> [Working data]
** BEGIN **

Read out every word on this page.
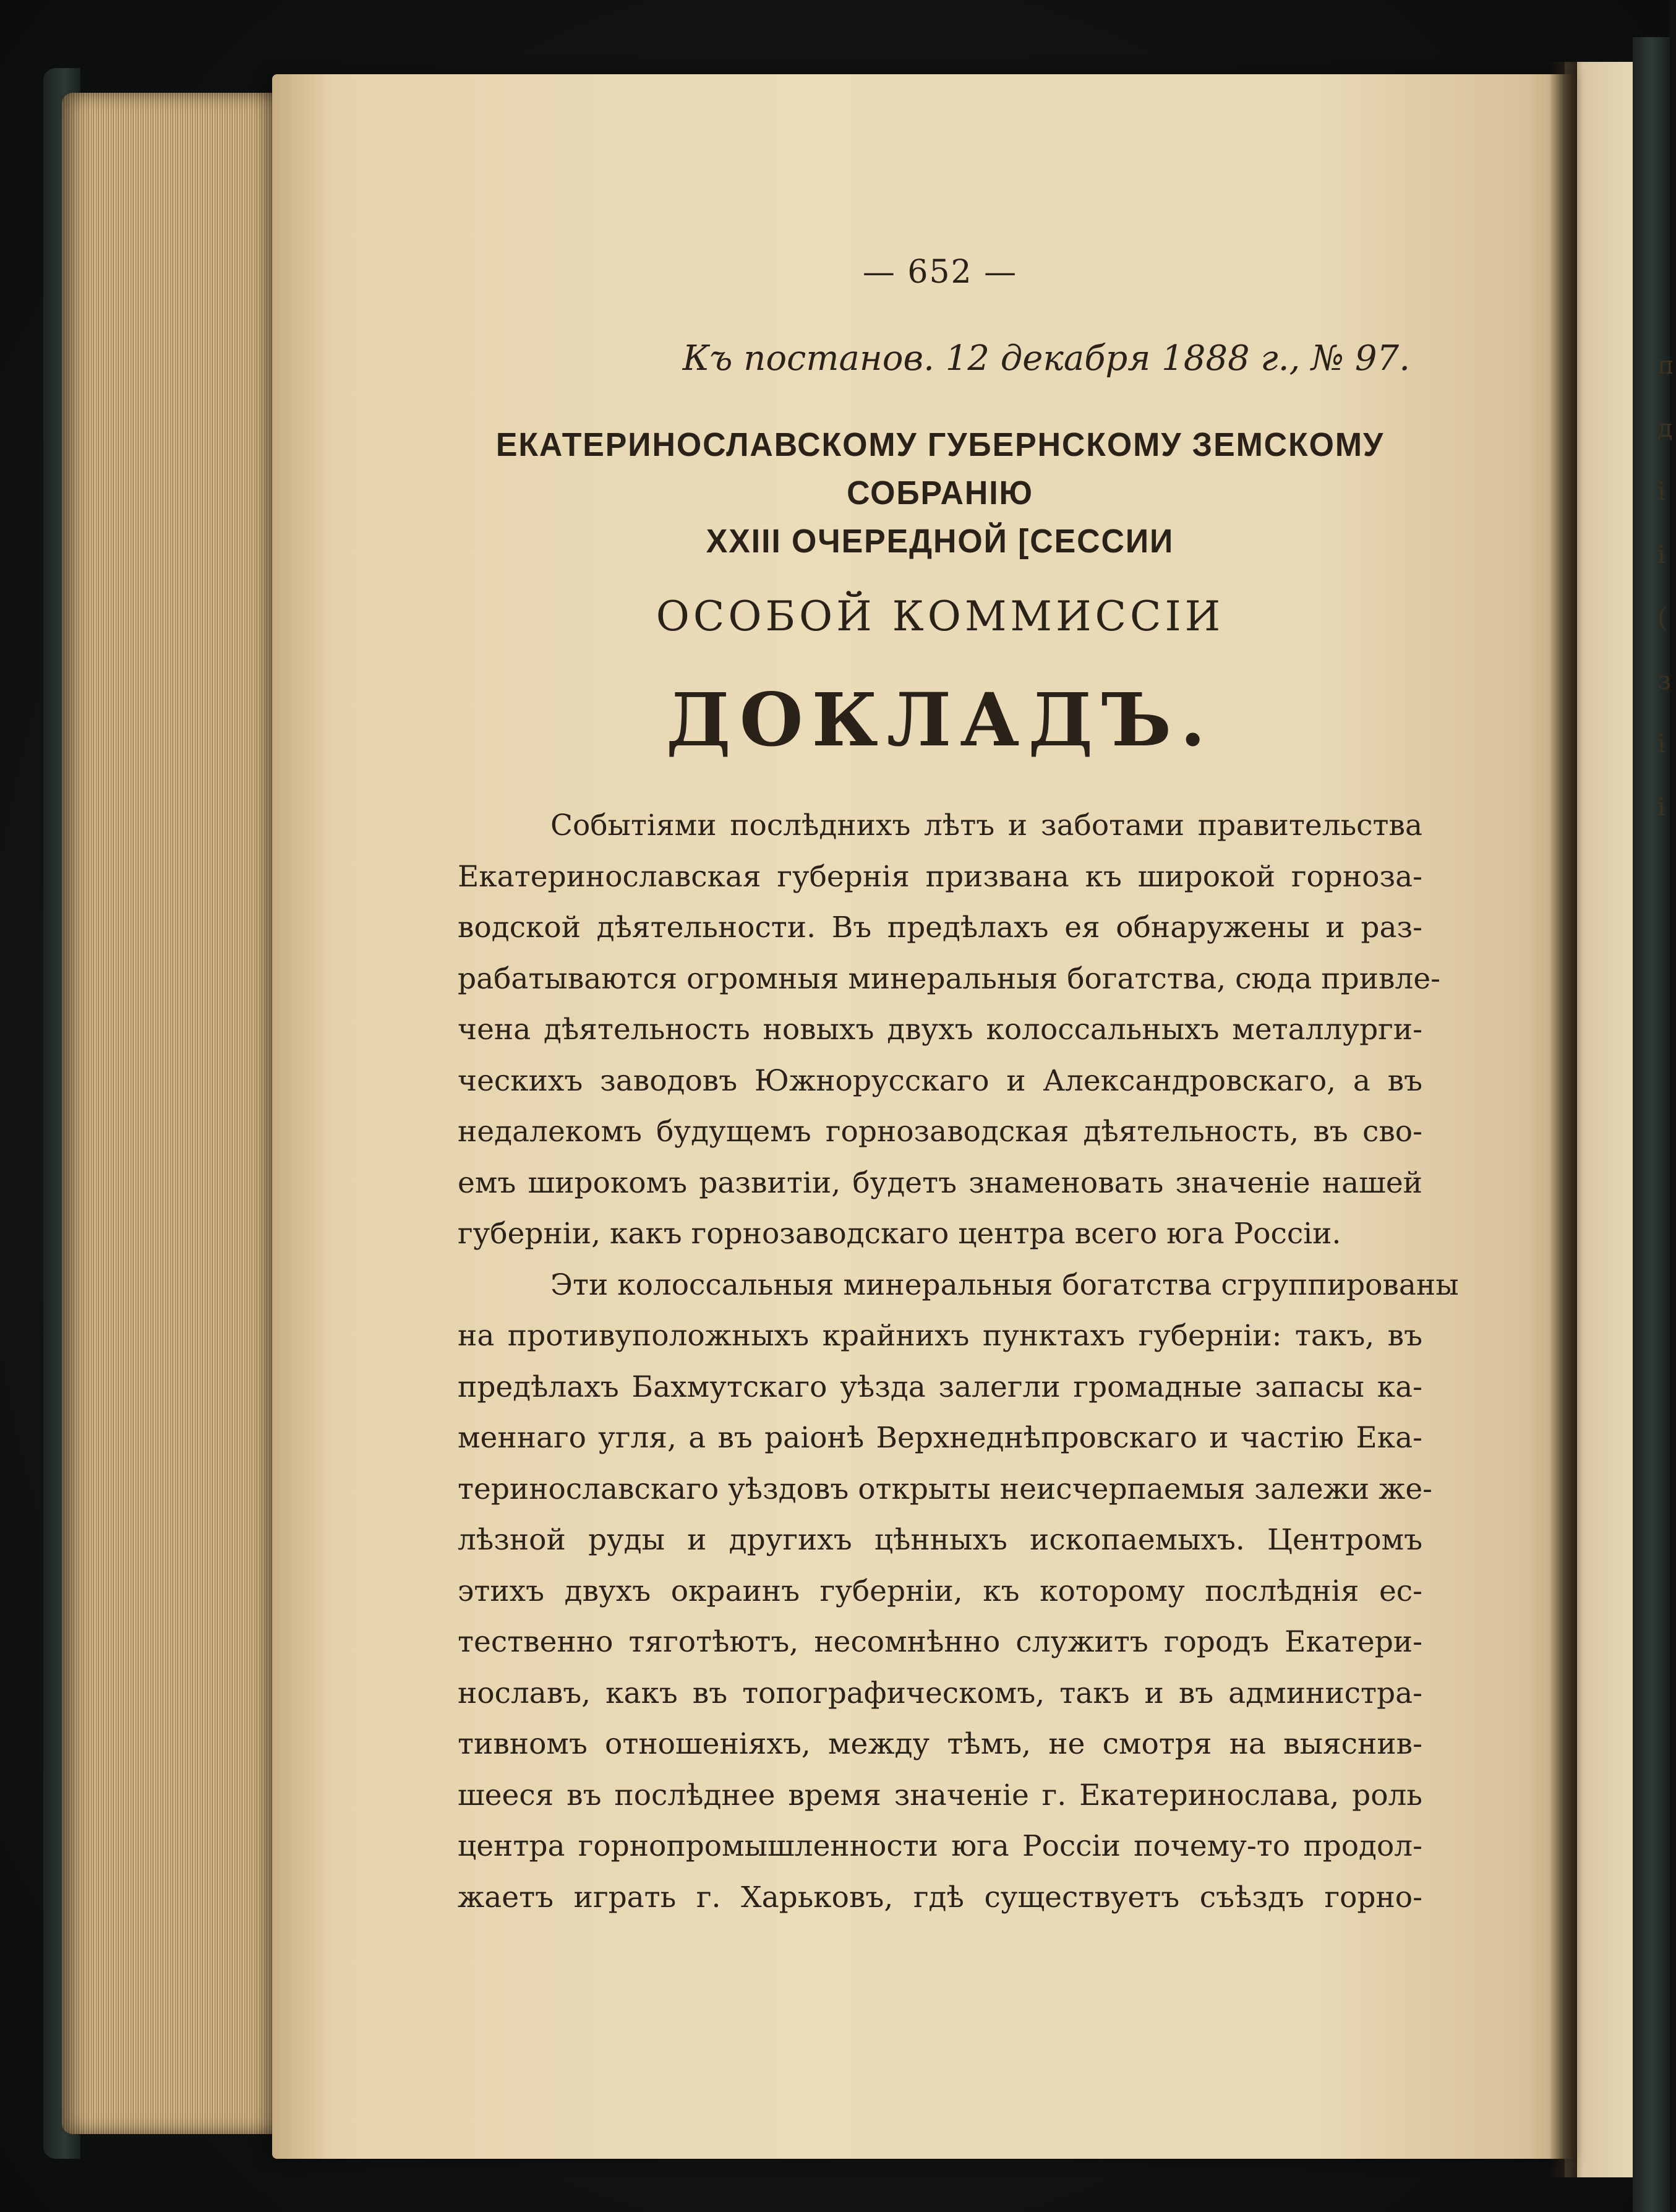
п
д
і
і
(
з
і
і

— 652 —

Къ постанов. 12 декабря 1888 г., № 97.
ЕКАТЕРИНОСЛАВСКОМУ ГУБЕРНСКОМУ ЗЕМСКОМУ СОБРАНІЮ
XXIII ОЧЕРЕДНОЙ [СЕССИИ
ОСОБОЙ КОММИССІИ
ДОКЛАДЪ.

Событіями послѣднихъ лѣтъ и заботами правительства

Екатеринославская губернія призвана къ широкой горноза-

водской дѣятельности. Въ предѣлахъ ея обнаружены и раз-

рабатываются огромныя минеральныя богатства, сюда привле-

чена дѣятельность новыхъ двухъ колоссальныхъ металлурги-

ческихъ заводовъ Южнорусскаго и Александровскаго, а въ

недалекомъ будущемъ горнозаводская дѣятельность, въ сво-

емъ широкомъ развитіи, будетъ знаменовать значеніе нашей

губерніи, какъ горнозаводскаго центра всего юга Россіи.

Эти колоссальныя минеральныя богатства сгруппированы

на противуположныхъ крайнихъ пунктахъ губерніи: такъ, въ

предѣлахъ Бахмутскаго уѣзда залегли громадные запасы ка-

меннаго угля, а въ раіонѣ Верхнеднѣпровскаго и частію Ека-

теринославскаго уѣздовъ открыты неисчерпаемыя залежи же-

лѣзной руды и другихъ цѣнныхъ ископаемыхъ. Центромъ

этихъ двухъ окраинъ губерніи, къ которому послѣднія ес-

тественно тяготѣютъ, несомнѣнно служитъ городъ Екатери-

нославъ, какъ въ топографическомъ, такъ и въ администра-

тивномъ отношеніяхъ, между тѣмъ, не смотря на выяснив-

шееся въ послѣднее время значеніе г. Екатеринослава, роль

центра горнопромышленности юга Россіи почему-то продол-

жаетъ играть г. Харьковъ, гдѣ существуетъ съѣздъ горно-
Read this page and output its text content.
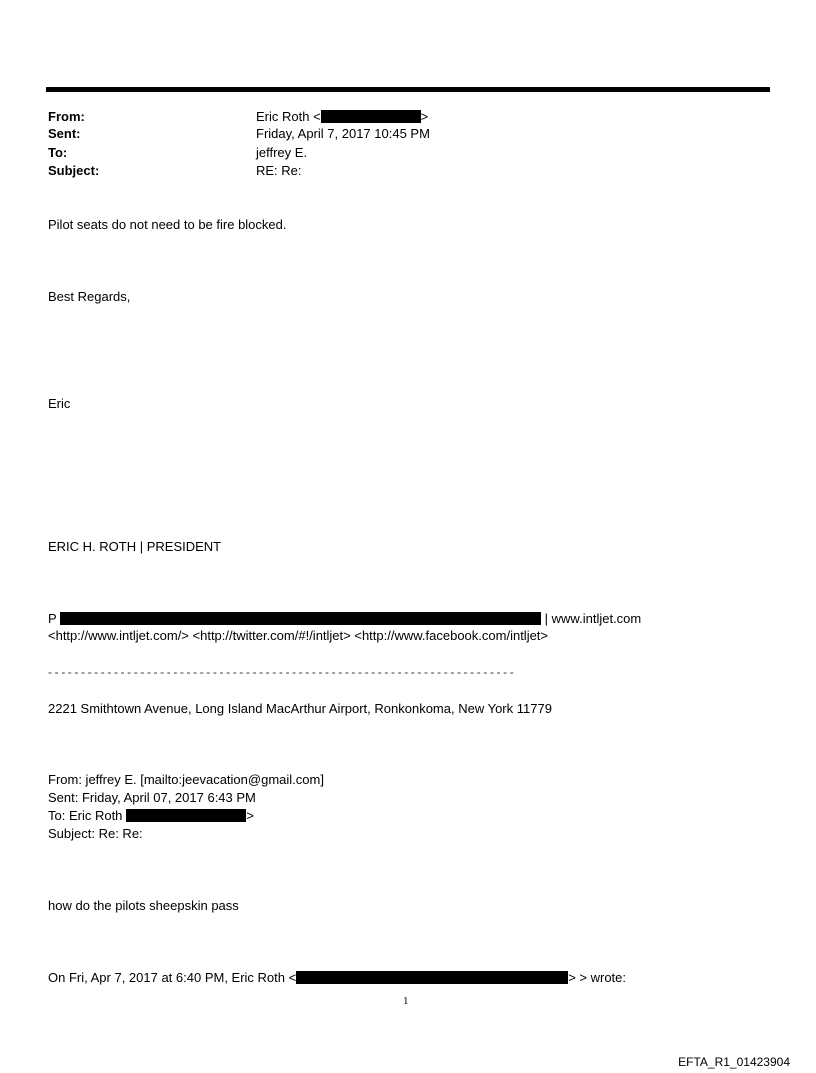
From:	Eric Roth <	>
Sent:	Friday, April 7, 2017 10:45 PM
To:	jeffrey E.
Subject:	RE: Re:
Pilot seats do not need to be fire blocked.
Best Regards,
Eric
ERIC H. ROTH | PRESIDENT
P	| www.intljet.com
<http://www.intljet.com/> <http://twitter.com/#!/intljet> <http://www.facebook.com/intljet>
-----------------------------------------------------------------------
2221 Smithtown Avenue, Long Island MacArthur Airport, Ronkonkoma, New York 11779
From: jeffrey E. [mailto:jeevacation@gmail.com]
Sent: Friday, April 07, 2017 6:43 PM
To: Eric Roth	>
Subject: Re: Re:
how do the pilots sheepskin pass
On Fri, Apr 7, 2017 at 6:40 PM, Eric Roth <	> > wrote:
1
EFTA_R1_01423904
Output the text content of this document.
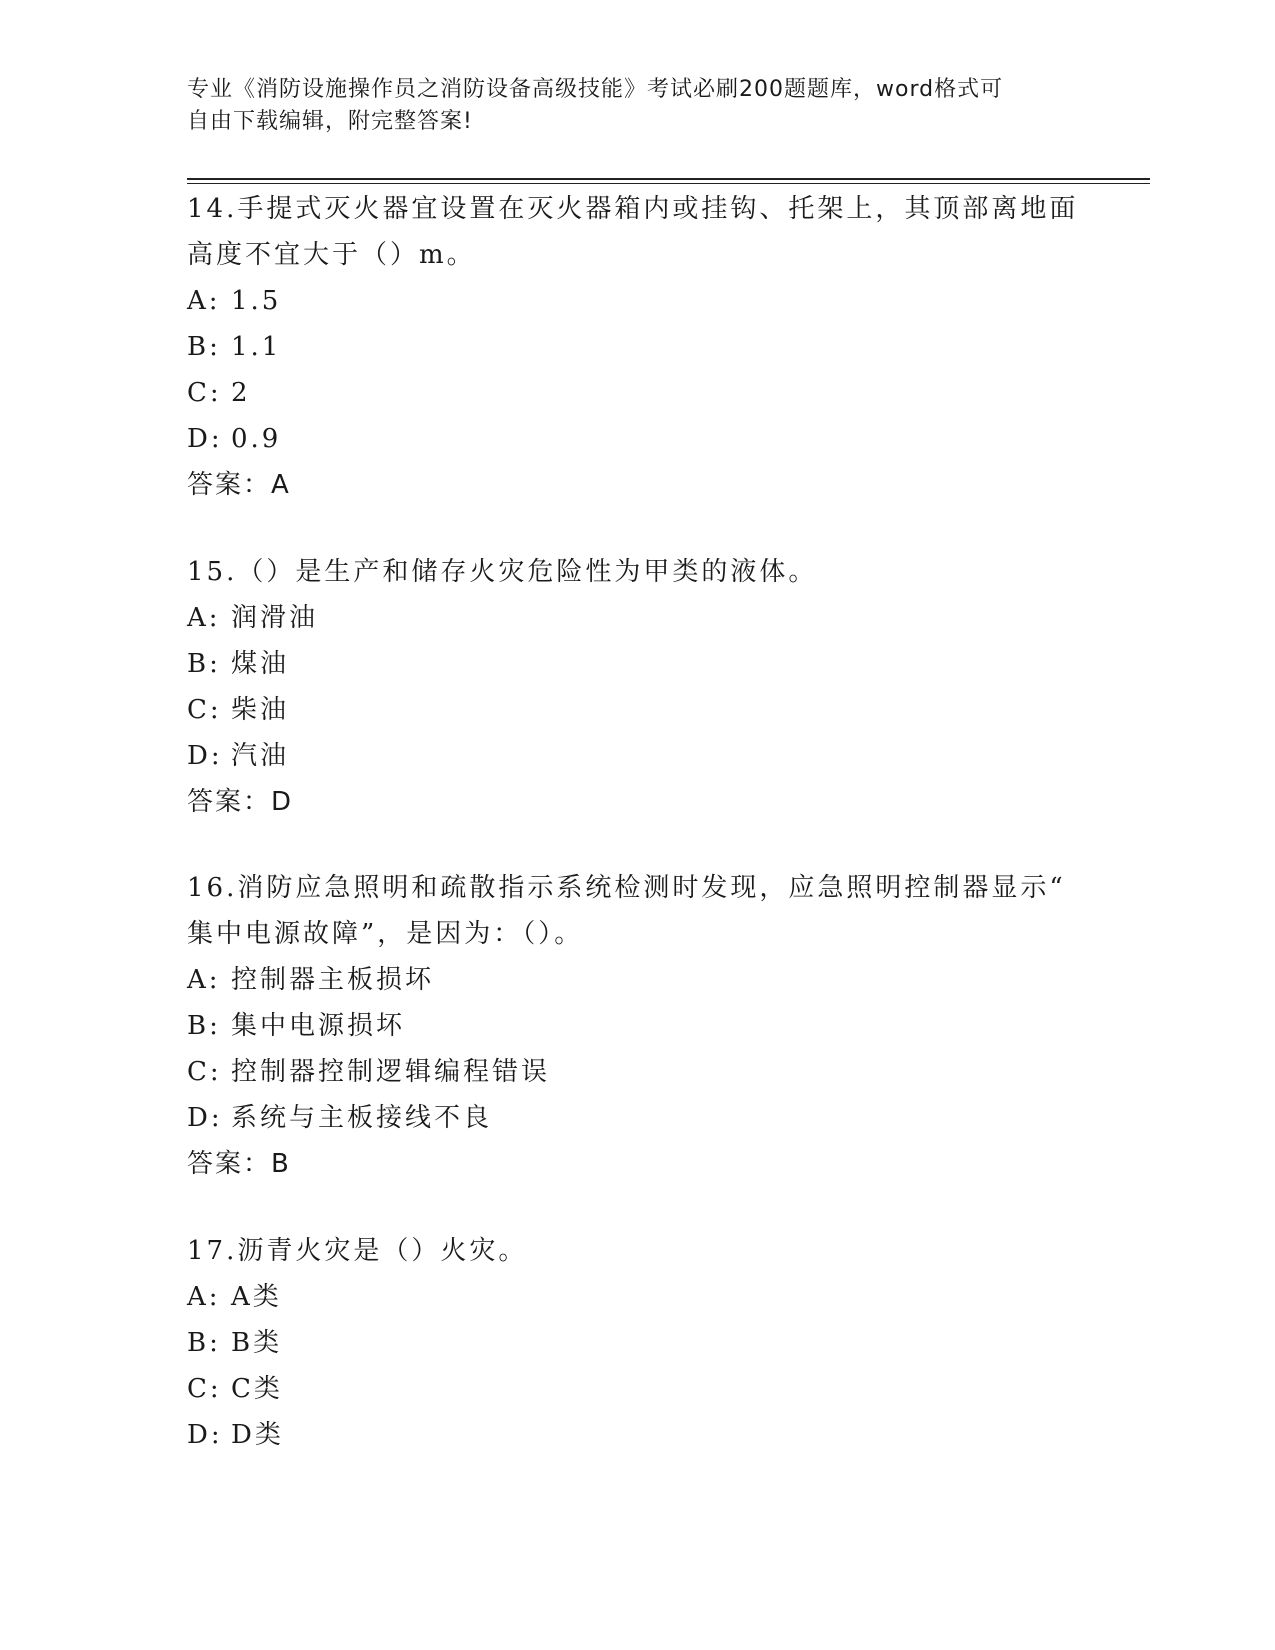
专业《消防设施操作员之消防设备高级技能》考试必刷200题题库，word格式可
自由下载编辑，附完整答案!
14.手提式灭火器宜设置在灭火器箱内或挂钩、托架上，其顶部离地面
高度不宜大于（）m。
A: 1.5
B: 1.1
C: 2
D: 0.9
答案：A
15.（）是生产和储存火灾危险性为甲类的液体。
A: 润滑油
B: 煤油
C: 柴油
D: 汽油
答案：D
16.消防应急照明和疏散指示系统检测时发现，应急照明控制器显示“
集中电源故障”，是因为：（）。
A: 控制器主板损坏
B: 集中电源损坏
C: 控制器控制逻辑编程错误
D: 系统与主板接线不良
答案：B
17.沥青火灾是（）火灾。
A: A类
B: B类
C: C类
D: D类
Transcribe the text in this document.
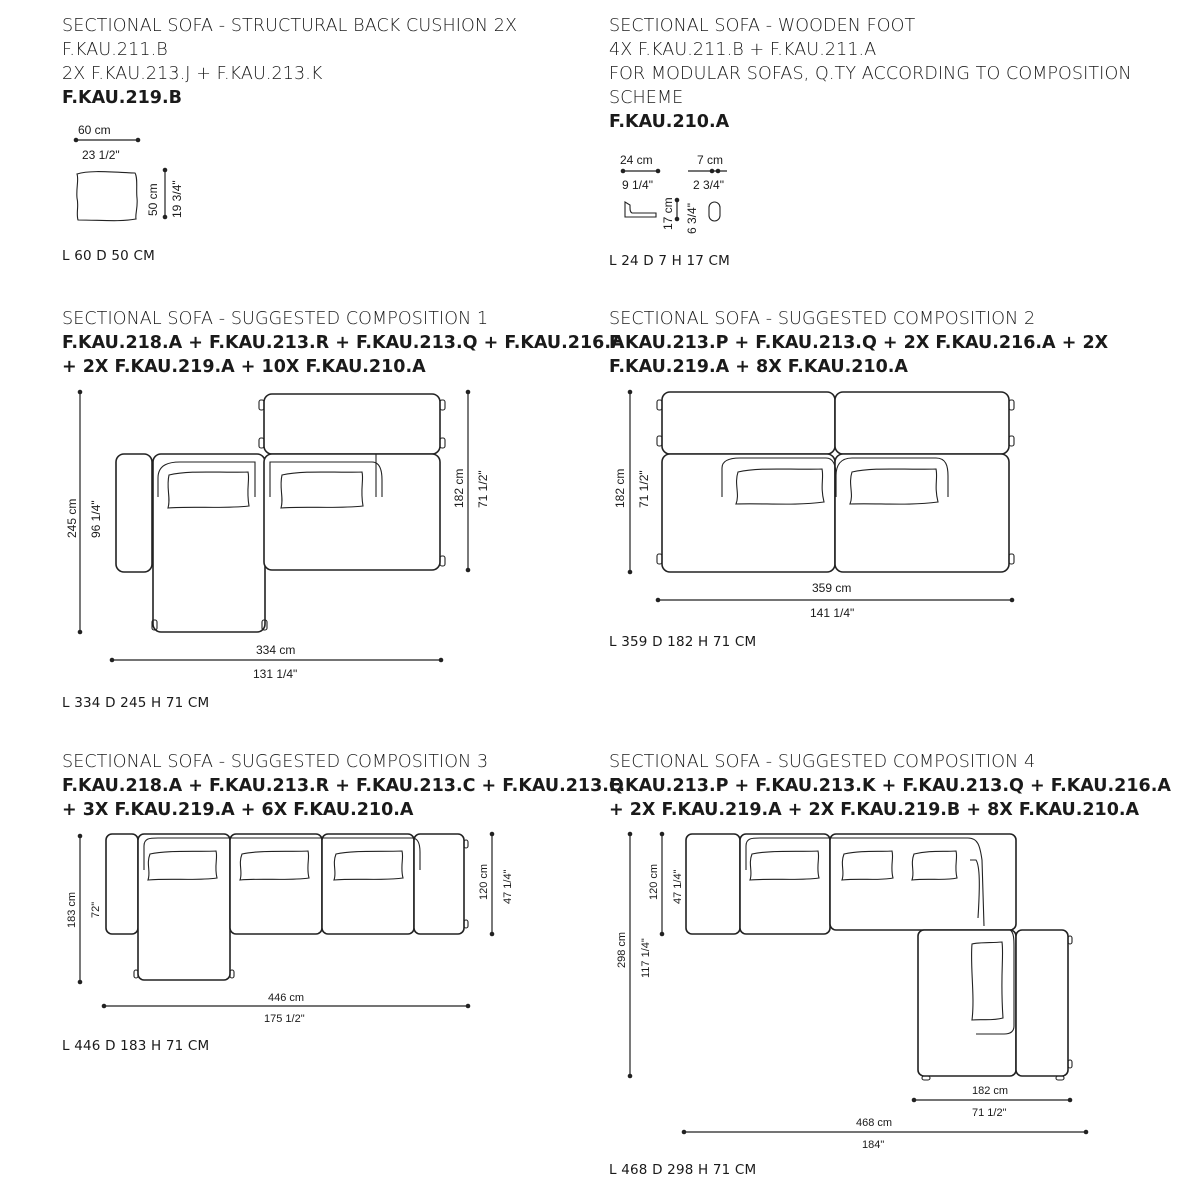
SECTIONAL SOFA - STRUCTURAL BACK CUSHION 2X
F.KAU.211.B
2X F.KAU.213.J + F.KAU.213.K
F.KAU.219.B
60 cm
23 1/2"
50 cm 19 3/4"
L 60 D 50 CM
SECTIONAL SOFA - WOODEN FOOT
4X F.KAU.211.B + F.KAU.211.A
FOR MODULAR SOFAS, Q.TY ACCORDING TO COMPOSITION
SCHEME
F.KAU.210.A
24 cm
9 1/4"
7 cm
2 3/4"
17 cm 6 3/4"
L 24 D 7 H 17 CM
SECTIONAL SOFA - SUGGESTED COMPOSITION 1
F.KAU.218.A + F.KAU.213.R + F.KAU.213.Q + F.KAU.216.A
+ 2X F.KAU.219.A + 10X F.KAU.210.A
245 cm 96 1/4"
182 cm 71 1/2"
334 cm
131 1/4"
L 334 D 245 H 71 CM
SECTIONAL SOFA - SUGGESTED COMPOSITION 2
F.KAU.213.P + F.KAU.213.Q + 2X F.KAU.216.A + 2X
F.KAU.219.A + 8X F.KAU.210.A
182 cm 71 1/2"
359 cm
141 1/4"
L 359 D 182 H 71 CM
SECTIONAL SOFA - SUGGESTED COMPOSITION 3
F.KAU.218.A + F.KAU.213.R + F.KAU.213.C + F.KAU.213.Q
+ 3X F.KAU.219.A + 6X F.KAU.210.A
183 cm 72"
120 cm 47 1/4"
446 cm
175 1/2"
L 446 D 183 H 71 CM
SECTIONAL SOFA - SUGGESTED COMPOSITION 4
F.KAU.213.P + F.KAU.213.K + F.KAU.213.Q + F.KAU.216.A
+ 2X F.KAU.219.A + 2X F.KAU.219.B + 8X F.KAU.210.A
298 cm 117 1/4"
120 cm 47 1/4"
182 cm
71 1/2"
468 cm
184"
L 468 D 298 H 71 CM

** END **

> [Task description]
Copy out every line of the data that includes the word "значеніе".

> [Output for this exercise]
емъ широкомъ развитіи, будетъ знаменовать значеніе нашей
шееся въ послѣднее время значеніе г. Екатеринослава, роль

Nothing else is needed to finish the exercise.